### Work required
Copy out each line of the data that holds the word "Output".

>>>

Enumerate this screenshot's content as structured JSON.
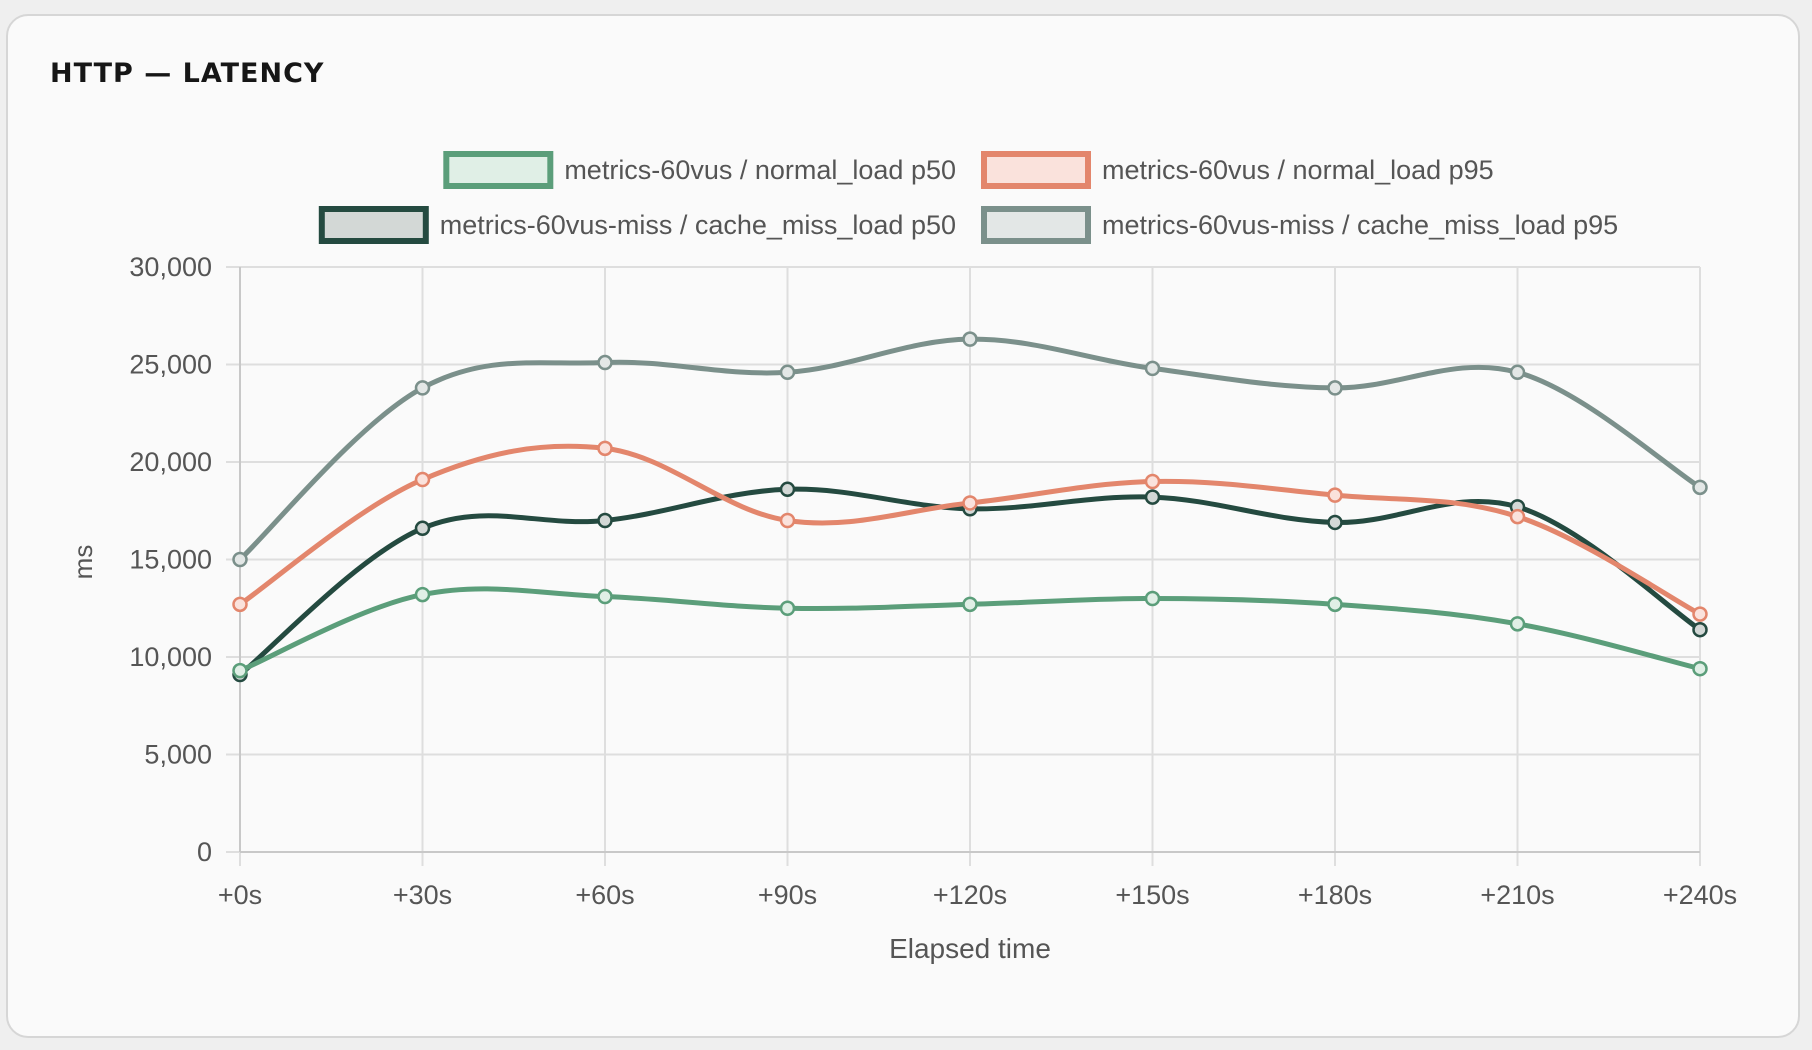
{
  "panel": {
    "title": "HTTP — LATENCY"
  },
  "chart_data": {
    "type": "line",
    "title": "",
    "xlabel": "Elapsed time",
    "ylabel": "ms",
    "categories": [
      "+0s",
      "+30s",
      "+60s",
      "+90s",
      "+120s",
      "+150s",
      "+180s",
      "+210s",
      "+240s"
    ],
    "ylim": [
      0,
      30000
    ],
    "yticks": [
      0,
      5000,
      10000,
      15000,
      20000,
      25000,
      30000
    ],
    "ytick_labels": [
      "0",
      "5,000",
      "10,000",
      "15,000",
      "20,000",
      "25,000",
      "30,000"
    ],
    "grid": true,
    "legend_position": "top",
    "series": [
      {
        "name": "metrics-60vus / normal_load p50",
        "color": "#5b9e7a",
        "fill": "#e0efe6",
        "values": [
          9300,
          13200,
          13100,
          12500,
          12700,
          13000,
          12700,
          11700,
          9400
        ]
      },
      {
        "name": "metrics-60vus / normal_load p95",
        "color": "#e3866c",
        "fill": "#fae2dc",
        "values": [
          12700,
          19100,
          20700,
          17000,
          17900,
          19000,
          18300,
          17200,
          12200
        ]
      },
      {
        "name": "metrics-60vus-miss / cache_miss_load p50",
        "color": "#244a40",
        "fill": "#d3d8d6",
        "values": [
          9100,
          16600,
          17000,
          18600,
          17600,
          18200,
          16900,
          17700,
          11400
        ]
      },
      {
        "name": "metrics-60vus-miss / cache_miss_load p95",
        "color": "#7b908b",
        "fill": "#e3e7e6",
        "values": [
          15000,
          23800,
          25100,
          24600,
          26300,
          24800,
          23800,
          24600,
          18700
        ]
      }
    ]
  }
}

<<<
>>>

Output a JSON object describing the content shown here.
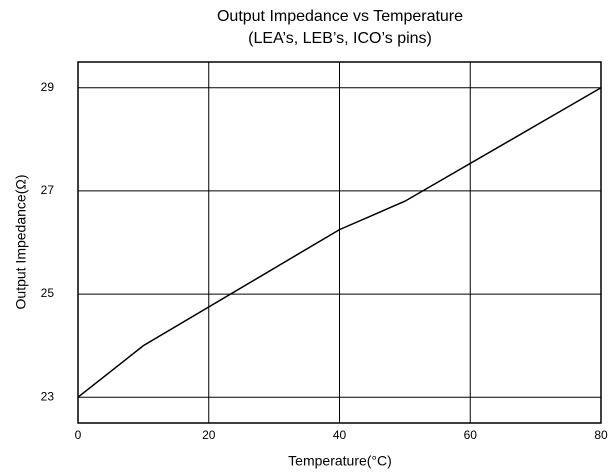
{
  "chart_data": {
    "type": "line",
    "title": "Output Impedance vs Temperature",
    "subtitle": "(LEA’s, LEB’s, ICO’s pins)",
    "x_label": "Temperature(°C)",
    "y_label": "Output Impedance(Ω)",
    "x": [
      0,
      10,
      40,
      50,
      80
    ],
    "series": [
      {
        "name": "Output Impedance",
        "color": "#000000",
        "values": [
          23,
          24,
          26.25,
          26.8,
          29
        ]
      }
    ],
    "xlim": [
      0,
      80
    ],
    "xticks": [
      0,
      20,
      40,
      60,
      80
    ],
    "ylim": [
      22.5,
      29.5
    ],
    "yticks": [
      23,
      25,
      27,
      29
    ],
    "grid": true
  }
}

<<<

### Result of this task
Output a JSON object describing the content shown here.
    "title": "Output Impedance vs Temperature",
    "y_label": "Output Impedance(Ω)",
        "name": "Output Impedance",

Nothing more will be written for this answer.